- **Supplied data**
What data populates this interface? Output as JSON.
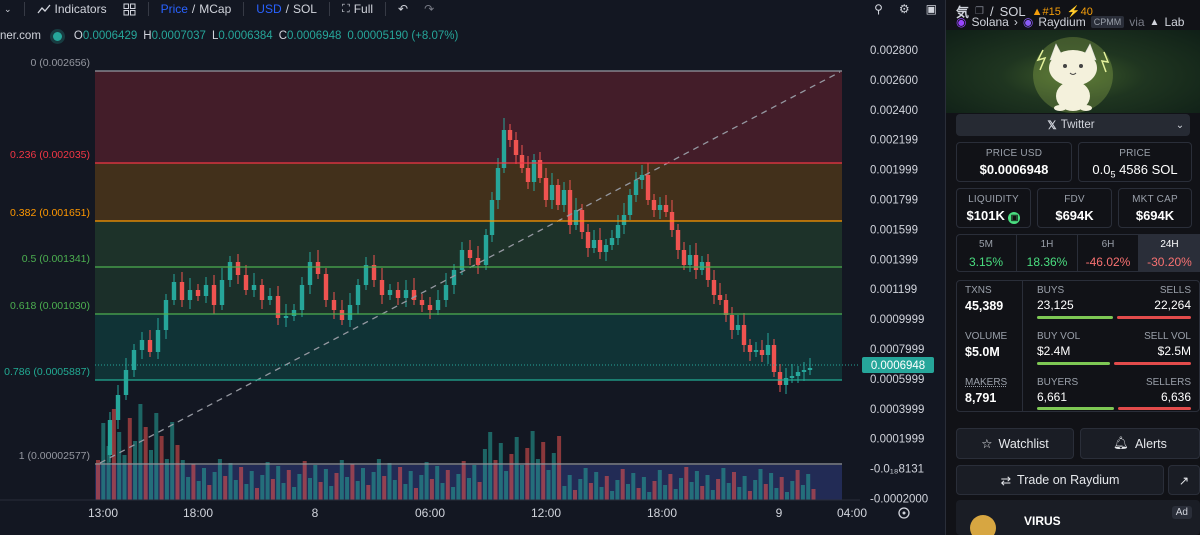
{
  "toolbar": {
    "indicators": "Indicators",
    "price": "Price",
    "mcap": "MCap",
    "usd": "USD",
    "sol": "SOL",
    "full": "Full",
    "slash": "/"
  },
  "legend": {
    "source": "ner.com",
    "o_label": "O",
    "o_val": "0.0006429",
    "h_label": "H",
    "h_val": "0.0007037",
    "l_label": "L",
    "l_val": "0.0006384",
    "c_label": "C",
    "c_val": "0.0006948",
    "change": "0.00005190 (+8.07%)"
  },
  "price_axis": [
    "0.002800",
    "0.002600",
    "0.002400",
    "0.002199",
    "0.001999",
    "0.001799",
    "0.001599",
    "0.001399",
    "0.001199",
    "0.0009999",
    "0.0007999",
    "0.0005999",
    "0.0003999",
    "0.0001999",
    "-0.0₁₈8131",
    "-0.0002000"
  ],
  "current_price": "0.0006948",
  "time_axis": [
    "13:00",
    "18:00",
    "8",
    "06:00",
    "12:00",
    "18:00",
    "9",
    "04:00"
  ],
  "fib_levels": [
    {
      "label": "0 (0.002656)",
      "color": "#9598a1"
    },
    {
      "label": "0.236 (0.002035)",
      "color": "#f23645"
    },
    {
      "label": "0.382 (0.001651)",
      "color": "#ff9800"
    },
    {
      "label": "0.5 (0.001341)",
      "color": "#4caf50"
    },
    {
      "label": "0.618 (0.001030)",
      "color": "#4caf50"
    },
    {
      "label": "0.786 (0.0005887)",
      "color": "#22ab94"
    },
    {
      "label": "1 (0.00002577)",
      "color": "#9598a1"
    }
  ],
  "panel": {
    "pair_base": "気",
    "pair_sep": "/",
    "pair_quote": "SOL",
    "rank": "#15",
    "boost": "40",
    "chain": "Solana",
    "dex": "Raydium",
    "dex_tag": "CPMM",
    "via": "via",
    "via_name": "Lab",
    "twitter": "Twitter",
    "price_usd_label": "PRICE USD",
    "price_usd": "$0.0006948",
    "price_sol_label": "PRICE",
    "price_sol_pre": "0.0",
    "price_sol_sub": "5",
    "price_sol_post": "4586 SOL",
    "liquidity_label": "LIQUIDITY",
    "liquidity": "$101K",
    "fdv_label": "FDV",
    "fdv": "$694K",
    "mcap_label": "MKT CAP",
    "mcap": "$694K",
    "timeframes": [
      {
        "label": "5M",
        "pct": "3.15%",
        "color": "#4ade80"
      },
      {
        "label": "1H",
        "pct": "18.36%",
        "color": "#4ade80"
      },
      {
        "label": "6H",
        "pct": "-46.02%",
        "color": "#f87171"
      },
      {
        "label": "24H",
        "pct": "-30.20%",
        "color": "#f87171"
      }
    ],
    "txns_label": "TXNS",
    "txns": "45,389",
    "buys_label": "BUYS",
    "buys": "23,125",
    "sells_label": "SELLS",
    "sells": "22,264",
    "volume_label": "VOLUME",
    "volume": "$5.0M",
    "buyvol_label": "BUY VOL",
    "buyvol": "$2.4M",
    "sellvol_label": "SELL VOL",
    "sellvol": "$2.5M",
    "makers_label": "MAKERS",
    "makers": "8,791",
    "buyers_label": "BUYERS",
    "buyers": "6,661",
    "sellers_label": "SELLERS",
    "sellers": "6,636",
    "watchlist": "Watchlist",
    "alerts": "Alerts",
    "trade": "Trade on Raydium",
    "ad_name": "VIRUS",
    "ad_tag": "Ad"
  },
  "colors": {
    "up": "#26a69a",
    "down": "#ef5350",
    "accent": "#2962ff"
  }
}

- **Work request**
Exact copy, no images: rewrite the entire listing above.

- **Completed exercise**
What data populates this interface? Output as JSON.
{
  "toolbar": {
    "indicators": "Indicators",
    "price": "Price",
    "mcap": "MCap",
    "usd": "USD",
    "sol": "SOL",
    "full": "Full",
    "slash": "/"
  },
  "legend": {
    "source": "ner.com",
    "o_label": "O",
    "o_val": "0.0006429",
    "h_label": "H",
    "h_val": "0.0007037",
    "l_label": "L",
    "l_val": "0.0006384",
    "c_label": "C",
    "c_val": "0.0006948",
    "change": "0.00005190 (+8.07%)"
  },
  "price_axis": [
    "0.002800",
    "0.002600",
    "0.002400",
    "0.002199",
    "0.001999",
    "0.001799",
    "0.001599",
    "0.001399",
    "0.001199",
    "0.0009999",
    "0.0007999",
    "0.0005999",
    "0.0003999",
    "0.0001999",
    "-0.0₁₈8131",
    "-0.0002000"
  ],
  "current_price": "0.0006948",
  "time_axis": [
    "13:00",
    "18:00",
    "8",
    "06:00",
    "12:00",
    "18:00",
    "9",
    "04:00"
  ],
  "fib_levels": [
    {
      "label": "0 (0.002656)",
      "color": "#9598a1"
    },
    {
      "label": "0.236 (0.002035)",
      "color": "#f23645"
    },
    {
      "label": "0.382 (0.001651)",
      "color": "#ff9800"
    },
    {
      "label": "0.5 (0.001341)",
      "color": "#4caf50"
    },
    {
      "label": "0.618 (0.001030)",
      "color": "#4caf50"
    },
    {
      "label": "0.786 (0.0005887)",
      "color": "#22ab94"
    },
    {
      "label": "1 (0.00002577)",
      "color": "#9598a1"
    }
  ],
  "panel": {
    "pair_base": "気",
    "pair_sep": "/",
    "pair_quote": "SOL",
    "rank": "#15",
    "boost": "40",
    "chain": "Solana",
    "dex": "Raydium",
    "dex_tag": "CPMM",
    "via": "via",
    "via_name": "Lab",
    "twitter": "Twitter",
    "price_usd_label": "PRICE USD",
    "price_usd": "$0.0006948",
    "price_sol_label": "PRICE",
    "price_sol_pre": "0.0",
    "price_sol_sub": "5",
    "price_sol_post": "4586 SOL",
    "liquidity_label": "LIQUIDITY",
    "liquidity": "$101K",
    "fdv_label": "FDV",
    "fdv": "$694K",
    "mcap_label": "MKT CAP",
    "mcap": "$694K",
    "timeframes": [
      {
        "label": "5M",
        "pct": "3.15%",
        "color": "#4ade80"
      },
      {
        "label": "1H",
        "pct": "18.36%",
        "color": "#4ade80"
      },
      {
        "label": "6H",
        "pct": "-46.02%",
        "color": "#f87171"
      },
      {
        "label": "24H",
        "pct": "-30.20%",
        "color": "#f87171"
      }
    ],
    "txns_label": "TXNS",
    "txns": "45,389",
    "buys_label": "BUYS",
    "buys": "23,125",
    "sells_label": "SELLS",
    "sells": "22,264",
    "volume_label": "VOLUME",
    "volume": "$5.0M",
    "buyvol_label": "BUY VOL",
    "buyvol": "$2.4M",
    "sellvol_label": "SELL VOL",
    "sellvol": "$2.5M",
    "makers_label": "MAKERS",
    "makers": "8,791",
    "buyers_label": "BUYERS",
    "buyers": "6,661",
    "sellers_label": "SELLERS",
    "sellers": "6,636",
    "watchlist": "Watchlist",
    "alerts": "Alerts",
    "trade": "Trade on Raydium",
    "ad_name": "VIRUS",
    "ad_tag": "Ad"
  },
  "colors": {
    "up": "#26a69a",
    "down": "#ef5350",
    "accent": "#2962ff"
  }
}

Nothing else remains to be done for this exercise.